• Stated task
Check every line of the material below for the string "Month", and return the ones that have it.

Stored data entries
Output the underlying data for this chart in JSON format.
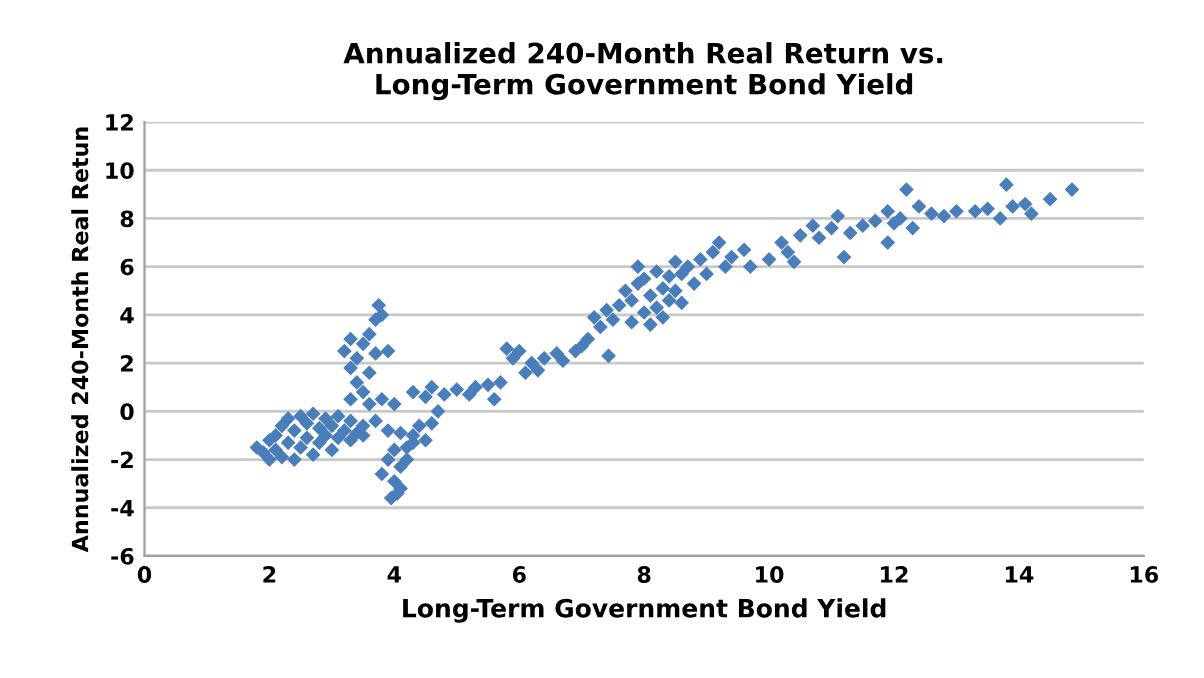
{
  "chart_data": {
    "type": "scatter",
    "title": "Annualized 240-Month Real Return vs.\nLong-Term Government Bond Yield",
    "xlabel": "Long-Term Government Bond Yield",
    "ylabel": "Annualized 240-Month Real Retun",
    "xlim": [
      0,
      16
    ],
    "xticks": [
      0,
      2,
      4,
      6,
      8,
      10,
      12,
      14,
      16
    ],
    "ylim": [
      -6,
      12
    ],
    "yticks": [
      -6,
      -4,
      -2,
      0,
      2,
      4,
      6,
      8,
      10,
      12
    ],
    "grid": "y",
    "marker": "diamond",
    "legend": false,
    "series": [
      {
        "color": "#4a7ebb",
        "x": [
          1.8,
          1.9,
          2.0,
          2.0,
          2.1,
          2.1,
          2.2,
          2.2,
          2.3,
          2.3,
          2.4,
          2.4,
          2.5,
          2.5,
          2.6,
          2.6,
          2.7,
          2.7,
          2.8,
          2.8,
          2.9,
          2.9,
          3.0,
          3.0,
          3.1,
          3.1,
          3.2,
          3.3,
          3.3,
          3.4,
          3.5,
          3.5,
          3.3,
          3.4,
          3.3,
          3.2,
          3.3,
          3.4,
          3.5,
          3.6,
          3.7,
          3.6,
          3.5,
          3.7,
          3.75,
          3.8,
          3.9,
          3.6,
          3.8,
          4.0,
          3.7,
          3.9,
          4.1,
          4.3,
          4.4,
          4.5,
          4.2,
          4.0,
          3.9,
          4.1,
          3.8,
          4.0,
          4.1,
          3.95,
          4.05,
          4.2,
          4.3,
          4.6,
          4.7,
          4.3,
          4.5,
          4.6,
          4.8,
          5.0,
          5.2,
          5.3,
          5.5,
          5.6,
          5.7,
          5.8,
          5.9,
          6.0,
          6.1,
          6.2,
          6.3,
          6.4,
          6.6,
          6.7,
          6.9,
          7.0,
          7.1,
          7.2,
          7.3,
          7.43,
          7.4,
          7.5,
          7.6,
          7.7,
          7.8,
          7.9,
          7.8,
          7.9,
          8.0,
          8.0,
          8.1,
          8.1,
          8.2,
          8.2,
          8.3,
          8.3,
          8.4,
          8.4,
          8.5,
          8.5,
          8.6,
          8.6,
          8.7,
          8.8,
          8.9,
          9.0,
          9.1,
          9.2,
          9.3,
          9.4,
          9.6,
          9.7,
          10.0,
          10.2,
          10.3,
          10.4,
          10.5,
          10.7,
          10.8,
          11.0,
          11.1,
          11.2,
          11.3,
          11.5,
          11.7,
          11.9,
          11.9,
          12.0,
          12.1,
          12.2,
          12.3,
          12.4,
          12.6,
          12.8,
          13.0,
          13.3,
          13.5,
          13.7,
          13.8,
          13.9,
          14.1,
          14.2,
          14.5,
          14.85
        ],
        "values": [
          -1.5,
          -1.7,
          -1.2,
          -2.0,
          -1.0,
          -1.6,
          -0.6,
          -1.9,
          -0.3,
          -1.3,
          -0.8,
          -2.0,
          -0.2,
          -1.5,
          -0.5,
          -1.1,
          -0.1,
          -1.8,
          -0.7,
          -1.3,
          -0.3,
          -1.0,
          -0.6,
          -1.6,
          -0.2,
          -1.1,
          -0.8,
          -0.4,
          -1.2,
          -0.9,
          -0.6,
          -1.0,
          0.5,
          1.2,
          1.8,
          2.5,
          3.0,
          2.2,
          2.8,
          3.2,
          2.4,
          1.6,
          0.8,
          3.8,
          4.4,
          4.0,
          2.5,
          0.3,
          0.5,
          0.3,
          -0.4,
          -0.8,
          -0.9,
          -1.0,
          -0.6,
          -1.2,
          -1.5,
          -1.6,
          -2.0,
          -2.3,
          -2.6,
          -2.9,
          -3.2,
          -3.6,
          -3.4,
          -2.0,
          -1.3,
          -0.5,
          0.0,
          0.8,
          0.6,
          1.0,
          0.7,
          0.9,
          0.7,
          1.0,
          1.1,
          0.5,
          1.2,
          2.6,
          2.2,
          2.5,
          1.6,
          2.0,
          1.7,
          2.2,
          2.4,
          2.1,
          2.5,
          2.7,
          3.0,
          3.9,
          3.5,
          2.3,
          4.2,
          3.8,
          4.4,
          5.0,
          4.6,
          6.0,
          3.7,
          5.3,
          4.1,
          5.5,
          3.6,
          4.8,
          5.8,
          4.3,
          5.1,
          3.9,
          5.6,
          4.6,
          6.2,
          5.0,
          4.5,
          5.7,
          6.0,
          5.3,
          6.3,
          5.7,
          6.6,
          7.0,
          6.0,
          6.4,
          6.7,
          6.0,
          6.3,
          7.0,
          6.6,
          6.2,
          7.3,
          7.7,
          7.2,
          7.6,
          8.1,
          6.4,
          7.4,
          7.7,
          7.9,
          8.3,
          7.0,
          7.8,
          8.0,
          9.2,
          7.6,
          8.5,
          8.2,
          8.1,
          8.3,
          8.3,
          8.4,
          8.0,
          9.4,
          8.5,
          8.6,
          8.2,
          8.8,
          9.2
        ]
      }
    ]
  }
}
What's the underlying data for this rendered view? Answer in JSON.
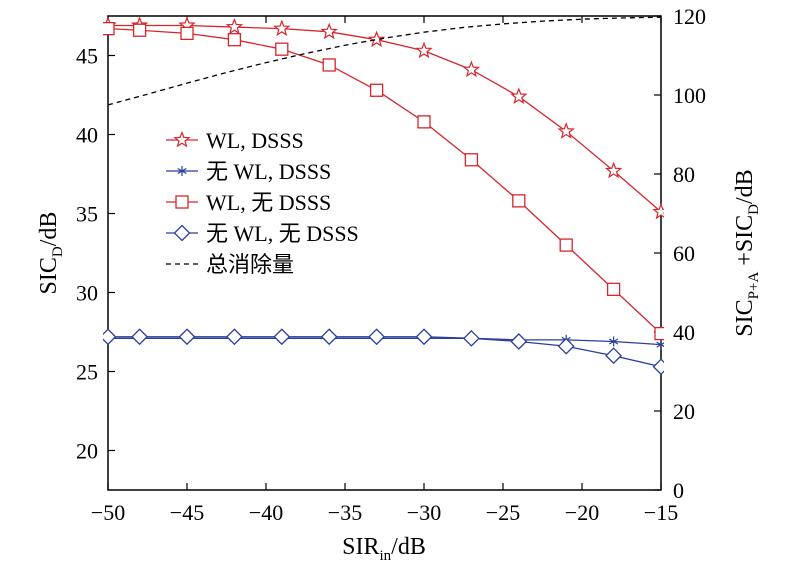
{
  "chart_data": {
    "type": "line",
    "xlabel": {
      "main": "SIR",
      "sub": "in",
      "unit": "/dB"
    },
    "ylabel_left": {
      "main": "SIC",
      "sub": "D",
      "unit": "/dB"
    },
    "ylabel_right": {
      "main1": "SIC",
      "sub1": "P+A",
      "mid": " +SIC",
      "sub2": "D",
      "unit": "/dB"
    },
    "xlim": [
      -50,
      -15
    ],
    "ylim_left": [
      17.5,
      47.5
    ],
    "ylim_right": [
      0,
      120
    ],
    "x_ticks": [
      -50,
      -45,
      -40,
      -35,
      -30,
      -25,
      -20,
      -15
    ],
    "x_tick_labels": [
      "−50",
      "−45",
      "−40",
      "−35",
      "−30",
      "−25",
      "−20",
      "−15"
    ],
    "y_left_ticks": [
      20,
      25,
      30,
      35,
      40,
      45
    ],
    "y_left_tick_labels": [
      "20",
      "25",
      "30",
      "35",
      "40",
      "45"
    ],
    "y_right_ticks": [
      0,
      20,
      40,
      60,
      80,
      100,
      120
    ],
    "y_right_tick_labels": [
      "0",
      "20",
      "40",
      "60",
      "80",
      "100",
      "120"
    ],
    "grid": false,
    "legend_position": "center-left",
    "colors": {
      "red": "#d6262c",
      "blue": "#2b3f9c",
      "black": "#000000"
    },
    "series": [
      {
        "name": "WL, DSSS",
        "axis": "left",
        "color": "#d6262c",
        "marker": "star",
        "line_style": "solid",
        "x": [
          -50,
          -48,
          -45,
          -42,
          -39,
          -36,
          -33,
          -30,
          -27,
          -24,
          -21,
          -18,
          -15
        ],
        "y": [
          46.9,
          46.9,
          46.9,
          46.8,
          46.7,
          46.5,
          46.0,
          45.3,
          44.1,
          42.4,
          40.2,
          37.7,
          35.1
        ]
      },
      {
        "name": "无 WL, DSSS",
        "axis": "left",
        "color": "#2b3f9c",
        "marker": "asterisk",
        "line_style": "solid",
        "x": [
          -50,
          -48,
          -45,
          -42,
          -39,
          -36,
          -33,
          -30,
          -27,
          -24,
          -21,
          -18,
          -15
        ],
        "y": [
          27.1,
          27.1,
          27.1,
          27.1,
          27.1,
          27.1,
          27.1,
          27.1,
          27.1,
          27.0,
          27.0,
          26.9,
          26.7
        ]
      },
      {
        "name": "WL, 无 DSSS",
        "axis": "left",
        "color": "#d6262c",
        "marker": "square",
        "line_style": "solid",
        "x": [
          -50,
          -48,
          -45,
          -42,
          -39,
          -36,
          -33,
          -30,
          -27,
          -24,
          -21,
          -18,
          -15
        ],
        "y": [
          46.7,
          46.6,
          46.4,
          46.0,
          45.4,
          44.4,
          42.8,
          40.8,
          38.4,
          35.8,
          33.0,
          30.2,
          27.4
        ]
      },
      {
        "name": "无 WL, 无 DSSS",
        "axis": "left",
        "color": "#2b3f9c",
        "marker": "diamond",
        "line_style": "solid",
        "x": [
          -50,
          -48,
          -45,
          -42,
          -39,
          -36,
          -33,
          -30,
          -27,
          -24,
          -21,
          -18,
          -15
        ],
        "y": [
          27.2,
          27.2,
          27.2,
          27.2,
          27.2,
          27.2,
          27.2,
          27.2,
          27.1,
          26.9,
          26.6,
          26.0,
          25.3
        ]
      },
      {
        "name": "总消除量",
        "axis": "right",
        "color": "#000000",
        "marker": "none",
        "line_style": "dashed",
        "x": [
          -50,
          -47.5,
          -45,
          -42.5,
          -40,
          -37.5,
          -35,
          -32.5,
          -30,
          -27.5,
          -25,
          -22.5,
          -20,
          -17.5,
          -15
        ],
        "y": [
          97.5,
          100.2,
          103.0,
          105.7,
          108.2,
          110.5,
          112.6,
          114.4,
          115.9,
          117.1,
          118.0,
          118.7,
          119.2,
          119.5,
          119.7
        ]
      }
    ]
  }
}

• The output
    "title": "Annualized 240-Month Real Return vs.\nLong-Term Government Bond Yield",
    "ylabel": "Annualized 240-Month Real Retun",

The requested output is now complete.